** Prompt **
Take the entries below and print all of them exactly, please.

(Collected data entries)
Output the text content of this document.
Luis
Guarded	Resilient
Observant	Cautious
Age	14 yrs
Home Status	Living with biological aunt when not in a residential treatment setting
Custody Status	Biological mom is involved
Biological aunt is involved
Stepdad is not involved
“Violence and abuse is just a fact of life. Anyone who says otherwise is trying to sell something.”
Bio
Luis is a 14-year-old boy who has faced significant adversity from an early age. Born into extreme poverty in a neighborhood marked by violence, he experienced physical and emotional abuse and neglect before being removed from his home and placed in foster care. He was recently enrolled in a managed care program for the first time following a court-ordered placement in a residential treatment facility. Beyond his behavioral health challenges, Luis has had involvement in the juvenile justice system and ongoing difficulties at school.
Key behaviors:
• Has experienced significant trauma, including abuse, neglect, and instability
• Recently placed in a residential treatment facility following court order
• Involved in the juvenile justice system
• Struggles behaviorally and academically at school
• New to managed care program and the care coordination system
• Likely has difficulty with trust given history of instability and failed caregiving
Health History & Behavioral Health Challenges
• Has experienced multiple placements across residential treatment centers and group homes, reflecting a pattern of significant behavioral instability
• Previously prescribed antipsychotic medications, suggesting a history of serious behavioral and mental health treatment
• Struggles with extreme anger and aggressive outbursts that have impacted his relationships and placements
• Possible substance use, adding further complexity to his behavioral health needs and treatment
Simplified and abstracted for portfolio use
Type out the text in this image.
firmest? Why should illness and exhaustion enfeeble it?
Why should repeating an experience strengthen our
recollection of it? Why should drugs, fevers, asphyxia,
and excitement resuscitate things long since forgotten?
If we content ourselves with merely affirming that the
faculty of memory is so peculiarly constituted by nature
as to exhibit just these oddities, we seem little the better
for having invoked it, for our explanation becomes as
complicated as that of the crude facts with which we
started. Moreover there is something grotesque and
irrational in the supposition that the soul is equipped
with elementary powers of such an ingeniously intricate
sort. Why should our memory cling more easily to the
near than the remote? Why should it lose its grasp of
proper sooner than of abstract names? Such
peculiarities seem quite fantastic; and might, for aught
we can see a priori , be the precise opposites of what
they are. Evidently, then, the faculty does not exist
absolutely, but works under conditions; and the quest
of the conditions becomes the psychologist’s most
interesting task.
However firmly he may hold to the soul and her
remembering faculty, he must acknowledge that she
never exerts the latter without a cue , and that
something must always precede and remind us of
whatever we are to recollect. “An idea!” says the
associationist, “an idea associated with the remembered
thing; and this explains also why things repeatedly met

** Output for this exercise **
Output the text content of this document.
Luis
Guarded	Resilient
Observant	Cautious
Age	14 yrs
Home Status	Living with biological aunt when not in a residential treatment setting
Custody Status	Biological mom is involved
Biological aunt is involved
Stepdad is not involved
“Violence and abuse is just a fact of life. Anyone who says otherwise is trying to sell something.”
Bio
Luis is a 14-year-old boy who has faced significant adversity from an early age. Born into extreme poverty in a neighborhood marked by violence, he experienced physical and emotional abuse and neglect before being removed from his home and placed in foster care. He was recently enrolled in a managed care program for the first time following a court-ordered placement in a residential treatment facility. Beyond his behavioral health challenges, Luis has had involvement in the juvenile justice system and ongoing difficulties at school.
Key behaviors:
• Has experienced significant trauma, including abuse, neglect, and instability
• Recently placed in a residential treatment facility following court order
• Involved in the juvenile justice system
• Struggles behaviorally and academically at school
• New to managed care program and the care coordination system
• Likely has difficulty with trust given history of instability and failed caregiving
Health History & Behavioral Health Challenges
• Has experienced multiple placements across residential treatment centers and group homes, reflecting a pattern of significant behavioral instability
• Previously prescribed antipsychotic medications, suggesting a history of serious behavioral and mental health treatment
• Struggles with extreme anger and aggressive outbursts that have impacted his relationships and placements
• Possible substance use, adding further complexity to his behavioral health needs and treatment
Simplified and abstracted for portfolio use
Type out the text in this image.
firmest? Why should illness and exhaustion enfeeble it?
Why should repeating an experience strengthen our
recollection of it? Why should drugs, fevers, asphyxia,
and excitement resuscitate things long since forgotten?
If we content ourselves with merely affirming that the
faculty of memory is so peculiarly constituted by nature
as to exhibit just these oddities, we seem little the better
for having invoked it, for our explanation becomes as
complicated as that of the crude facts with which we
started. Moreover there is something grotesque and
irrational in the supposition that the soul is equipped
with elementary powers of such an ingeniously intricate
sort. Why should our memory cling more easily to the
near than the remote? Why should it lose its grasp of
proper sooner than of abstract names? Such
peculiarities seem quite fantastic; and might, for aught
we can see a priori , be the precise opposites of what
they are. Evidently, then, the faculty does not exist
absolutely, but works under conditions; and the quest
of the conditions becomes the psychologist’s most
interesting task.
However firmly he may hold to the soul and her
remembering faculty, he must acknowledge that she
never exerts the latter without a cue , and that
something must always precede and remind us of
whatever we are to recollect. “An idea!” says the
associationist, “an idea associated with the remembered
thing; and this explains also why things repeatedly met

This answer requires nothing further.